Figure record extracts
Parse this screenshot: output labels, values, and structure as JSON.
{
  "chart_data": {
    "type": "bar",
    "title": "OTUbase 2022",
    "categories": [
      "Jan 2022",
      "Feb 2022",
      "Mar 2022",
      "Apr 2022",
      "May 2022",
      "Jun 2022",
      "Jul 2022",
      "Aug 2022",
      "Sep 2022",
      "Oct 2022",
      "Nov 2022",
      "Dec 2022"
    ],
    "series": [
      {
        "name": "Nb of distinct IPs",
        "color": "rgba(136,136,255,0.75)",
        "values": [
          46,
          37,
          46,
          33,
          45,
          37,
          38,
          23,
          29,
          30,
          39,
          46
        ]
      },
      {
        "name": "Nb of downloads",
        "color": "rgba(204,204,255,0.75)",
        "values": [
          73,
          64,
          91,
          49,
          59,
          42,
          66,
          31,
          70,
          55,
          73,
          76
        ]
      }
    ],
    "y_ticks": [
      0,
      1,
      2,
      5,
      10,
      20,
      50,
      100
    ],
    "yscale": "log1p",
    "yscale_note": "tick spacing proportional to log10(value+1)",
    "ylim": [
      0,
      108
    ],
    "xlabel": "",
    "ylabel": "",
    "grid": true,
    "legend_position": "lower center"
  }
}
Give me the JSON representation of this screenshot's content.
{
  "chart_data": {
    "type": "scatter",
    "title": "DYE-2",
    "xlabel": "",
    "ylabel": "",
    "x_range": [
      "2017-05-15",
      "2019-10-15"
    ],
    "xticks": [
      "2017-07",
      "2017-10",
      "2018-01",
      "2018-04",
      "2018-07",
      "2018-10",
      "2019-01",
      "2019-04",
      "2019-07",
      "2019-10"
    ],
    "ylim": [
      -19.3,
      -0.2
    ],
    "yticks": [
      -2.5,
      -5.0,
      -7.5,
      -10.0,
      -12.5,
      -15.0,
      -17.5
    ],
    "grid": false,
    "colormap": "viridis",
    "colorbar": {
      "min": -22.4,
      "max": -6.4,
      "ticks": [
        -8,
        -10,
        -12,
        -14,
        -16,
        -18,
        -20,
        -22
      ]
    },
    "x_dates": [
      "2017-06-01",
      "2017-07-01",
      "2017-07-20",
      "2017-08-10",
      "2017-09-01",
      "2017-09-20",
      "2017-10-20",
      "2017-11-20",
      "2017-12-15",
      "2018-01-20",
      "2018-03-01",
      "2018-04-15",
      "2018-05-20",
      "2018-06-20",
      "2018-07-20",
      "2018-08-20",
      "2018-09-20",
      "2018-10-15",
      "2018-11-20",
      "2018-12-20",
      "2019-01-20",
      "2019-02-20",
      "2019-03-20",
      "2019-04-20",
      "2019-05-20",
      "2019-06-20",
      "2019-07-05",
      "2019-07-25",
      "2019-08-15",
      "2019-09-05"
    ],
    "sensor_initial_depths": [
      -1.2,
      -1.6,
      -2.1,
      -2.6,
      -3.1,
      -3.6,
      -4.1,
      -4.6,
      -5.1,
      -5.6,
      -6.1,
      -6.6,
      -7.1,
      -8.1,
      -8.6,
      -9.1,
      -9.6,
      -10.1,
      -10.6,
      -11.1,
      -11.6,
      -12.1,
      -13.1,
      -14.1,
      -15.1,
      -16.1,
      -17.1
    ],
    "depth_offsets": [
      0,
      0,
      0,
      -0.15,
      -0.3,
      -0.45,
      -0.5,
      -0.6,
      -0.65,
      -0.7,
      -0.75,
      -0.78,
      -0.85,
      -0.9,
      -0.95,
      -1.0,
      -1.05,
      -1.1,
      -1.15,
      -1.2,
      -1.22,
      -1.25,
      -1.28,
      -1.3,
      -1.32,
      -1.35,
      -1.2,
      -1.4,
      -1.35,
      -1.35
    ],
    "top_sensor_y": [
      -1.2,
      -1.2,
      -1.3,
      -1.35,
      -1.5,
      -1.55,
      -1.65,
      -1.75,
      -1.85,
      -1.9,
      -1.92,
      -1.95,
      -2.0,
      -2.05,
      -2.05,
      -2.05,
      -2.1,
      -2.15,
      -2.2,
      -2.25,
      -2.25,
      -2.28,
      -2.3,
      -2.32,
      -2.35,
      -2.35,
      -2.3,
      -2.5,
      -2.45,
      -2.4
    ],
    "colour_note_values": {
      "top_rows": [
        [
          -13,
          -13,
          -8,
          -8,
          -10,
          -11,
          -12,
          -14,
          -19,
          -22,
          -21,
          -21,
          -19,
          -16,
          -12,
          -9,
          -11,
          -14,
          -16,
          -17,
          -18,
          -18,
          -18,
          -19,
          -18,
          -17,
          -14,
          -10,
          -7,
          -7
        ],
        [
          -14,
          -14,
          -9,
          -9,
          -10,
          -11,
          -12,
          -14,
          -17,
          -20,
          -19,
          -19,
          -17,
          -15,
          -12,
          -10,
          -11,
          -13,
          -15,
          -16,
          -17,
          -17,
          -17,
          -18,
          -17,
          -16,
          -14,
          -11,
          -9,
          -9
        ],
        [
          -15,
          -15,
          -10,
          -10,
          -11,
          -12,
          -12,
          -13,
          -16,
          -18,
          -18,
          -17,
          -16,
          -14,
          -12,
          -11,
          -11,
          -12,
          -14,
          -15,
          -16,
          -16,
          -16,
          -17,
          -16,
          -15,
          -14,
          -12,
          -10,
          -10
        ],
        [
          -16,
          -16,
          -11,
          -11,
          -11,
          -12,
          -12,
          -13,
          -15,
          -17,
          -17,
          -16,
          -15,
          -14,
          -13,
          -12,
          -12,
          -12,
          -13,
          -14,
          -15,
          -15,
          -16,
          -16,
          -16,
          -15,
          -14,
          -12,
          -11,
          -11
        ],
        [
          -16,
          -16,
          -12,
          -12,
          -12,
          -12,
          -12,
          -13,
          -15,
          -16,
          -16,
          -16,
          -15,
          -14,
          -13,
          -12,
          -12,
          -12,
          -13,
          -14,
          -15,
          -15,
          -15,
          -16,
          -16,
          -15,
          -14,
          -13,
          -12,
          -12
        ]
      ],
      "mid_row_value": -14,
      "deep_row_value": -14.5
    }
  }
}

Brief: Look above for every line with the word "this" and copy it.

Written reply:
Parse this screenshot: output labels, values, and structure as JSON.
Give me the JSON representation of this screenshot's content.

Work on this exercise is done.